*Problem details*.
Repeat the listing in full, exactly as it stands.

+++

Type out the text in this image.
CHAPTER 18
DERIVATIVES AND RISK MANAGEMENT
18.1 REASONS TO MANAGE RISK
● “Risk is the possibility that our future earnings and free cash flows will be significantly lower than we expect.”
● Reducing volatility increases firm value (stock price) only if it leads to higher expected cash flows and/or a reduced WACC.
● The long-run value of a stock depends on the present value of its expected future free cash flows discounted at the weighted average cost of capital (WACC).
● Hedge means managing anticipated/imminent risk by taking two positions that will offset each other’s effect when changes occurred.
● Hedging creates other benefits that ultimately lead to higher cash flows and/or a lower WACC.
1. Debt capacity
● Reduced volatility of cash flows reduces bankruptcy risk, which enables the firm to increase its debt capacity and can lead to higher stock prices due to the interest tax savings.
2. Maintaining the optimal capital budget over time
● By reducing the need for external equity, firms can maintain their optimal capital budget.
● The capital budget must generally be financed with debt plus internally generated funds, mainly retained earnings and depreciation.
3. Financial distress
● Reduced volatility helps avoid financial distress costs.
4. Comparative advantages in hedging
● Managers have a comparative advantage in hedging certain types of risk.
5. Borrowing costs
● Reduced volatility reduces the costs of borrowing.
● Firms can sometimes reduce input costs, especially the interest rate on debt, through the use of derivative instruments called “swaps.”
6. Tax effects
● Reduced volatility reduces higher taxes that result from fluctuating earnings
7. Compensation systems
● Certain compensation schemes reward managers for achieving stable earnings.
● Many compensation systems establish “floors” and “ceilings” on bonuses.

+++

*Result of the exercise*.
Type out the text in this image.
CHAPTER 18
DERIVATIVES AND RISK MANAGEMENT
18.1 REASONS TO MANAGE RISK
● “Risk is the possibility that our future earnings and free cash flows will be significantly lower than we expect.”
● Reducing volatility increases firm value (stock price) only if it leads to higher expected cash flows and/or a reduced WACC.
● The long-run value of a stock depends on the present value of its expected future free cash flows discounted at the weighted average cost of capital (WACC).
● Hedge means managing anticipated/imminent risk by taking two positions that will offset each other’s effect when changes occurred.
● Hedging creates other benefits that ultimately lead to higher cash flows and/or a lower WACC.
1. Debt capacity
● Reduced volatility of cash flows reduces bankruptcy risk, which enables the firm to increase its debt capacity and can lead to higher stock prices due to the interest tax savings.
2. Maintaining the optimal capital budget over time
● By reducing the need for external equity, firms can maintain their optimal capital budget.
● The capital budget must generally be financed with debt plus internally generated funds, mainly retained earnings and depreciation.
3. Financial distress
● Reduced volatility helps avoid financial distress costs.
4. Comparative advantages in hedging
● Managers have a comparative advantage in hedging certain types of risk.
5. Borrowing costs
● Reduced volatility reduces the costs of borrowing.
● Firms can sometimes reduce input costs, especially the interest rate on debt, through the use of derivative instruments called “swaps.”
6. Tax effects
● Reduced volatility reduces higher taxes that result from fluctuating earnings
7. Compensation systems
● Certain compensation schemes reward managers for achieving stable earnings.
● Many compensation systems establish “floors” and “ceilings” on bonuses.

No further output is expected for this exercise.